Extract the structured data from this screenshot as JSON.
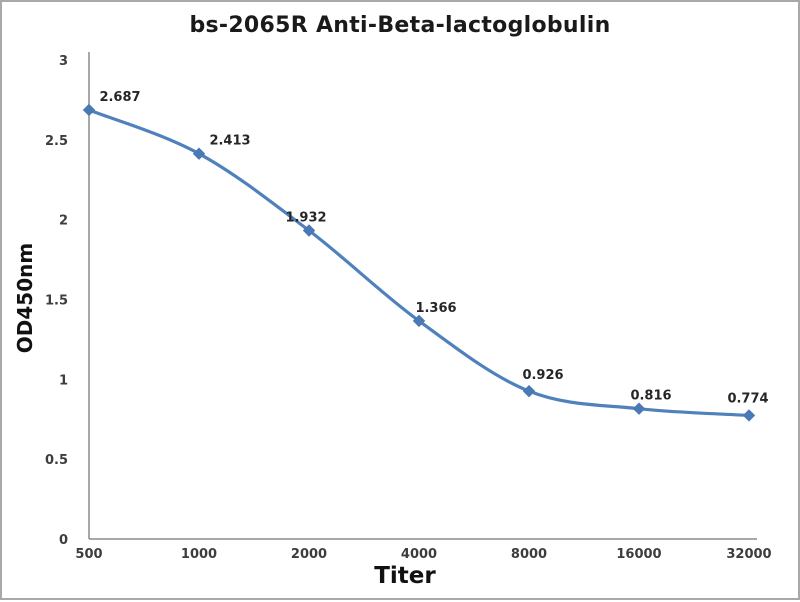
{
  "chart_data": {
    "type": "line",
    "title": "bs-2065R Anti-Beta-lactoglobulin",
    "xlabel": "Titer",
    "ylabel": "OD450nm",
    "categories": [
      "500",
      "1000",
      "2000",
      "4000",
      "8000",
      "16000",
      "32000"
    ],
    "series": [
      {
        "name": "OD450nm",
        "values": [
          2.687,
          2.413,
          1.932,
          1.366,
          0.926,
          0.816,
          0.774
        ]
      }
    ],
    "data_labels": [
      "2.687",
      "2.413",
      "1.932",
      "1.366",
      "0.926",
      "0.816",
      "0.774"
    ],
    "y_ticks": [
      "3",
      "2.5",
      "2",
      "1.5",
      "1",
      "0.5",
      "0"
    ],
    "y_tick_values": [
      3,
      2.5,
      2,
      1.5,
      1,
      0.5,
      0
    ],
    "ylim": [
      0,
      3
    ],
    "grid": false,
    "legend": "none",
    "smooth": true,
    "marker": "diamond",
    "colors": {
      "line": "#4f81bd",
      "marker": "#4a79b4",
      "axis": "#8c8c8c",
      "frame": "#a9a9a9"
    },
    "label_dx": [
      31,
      31,
      -3,
      17,
      14,
      12,
      -1
    ],
    "label_dy": [
      -9,
      -9,
      -9,
      -9,
      -12,
      -9,
      -13
    ]
  }
}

———

| What you have to do |
Leave out the pictures and print each record exactly as it stands.

| Answer in full |
Extract the structured data from this screenshot as JSON.
{
  "chart_data": {
    "type": "line",
    "title": "bs-2065R Anti-Beta-lactoglobulin",
    "xlabel": "Titer",
    "ylabel": "OD450nm",
    "categories": [
      "500",
      "1000",
      "2000",
      "4000",
      "8000",
      "16000",
      "32000"
    ],
    "series": [
      {
        "name": "OD450nm",
        "values": [
          2.687,
          2.413,
          1.932,
          1.366,
          0.926,
          0.816,
          0.774
        ]
      }
    ],
    "data_labels": [
      "2.687",
      "2.413",
      "1.932",
      "1.366",
      "0.926",
      "0.816",
      "0.774"
    ],
    "y_ticks": [
      "3",
      "2.5",
      "2",
      "1.5",
      "1",
      "0.5",
      "0"
    ],
    "y_tick_values": [
      3,
      2.5,
      2,
      1.5,
      1,
      0.5,
      0
    ],
    "ylim": [
      0,
      3
    ],
    "grid": false,
    "legend": "none",
    "smooth": true,
    "marker": "diamond",
    "colors": {
      "line": "#4f81bd",
      "marker": "#4a79b4",
      "axis": "#8c8c8c",
      "frame": "#a9a9a9"
    },
    "label_dx": [
      31,
      31,
      -3,
      17,
      14,
      12,
      -1
    ],
    "label_dy": [
      -9,
      -9,
      -9,
      -9,
      -12,
      -9,
      -13
    ]
  }
}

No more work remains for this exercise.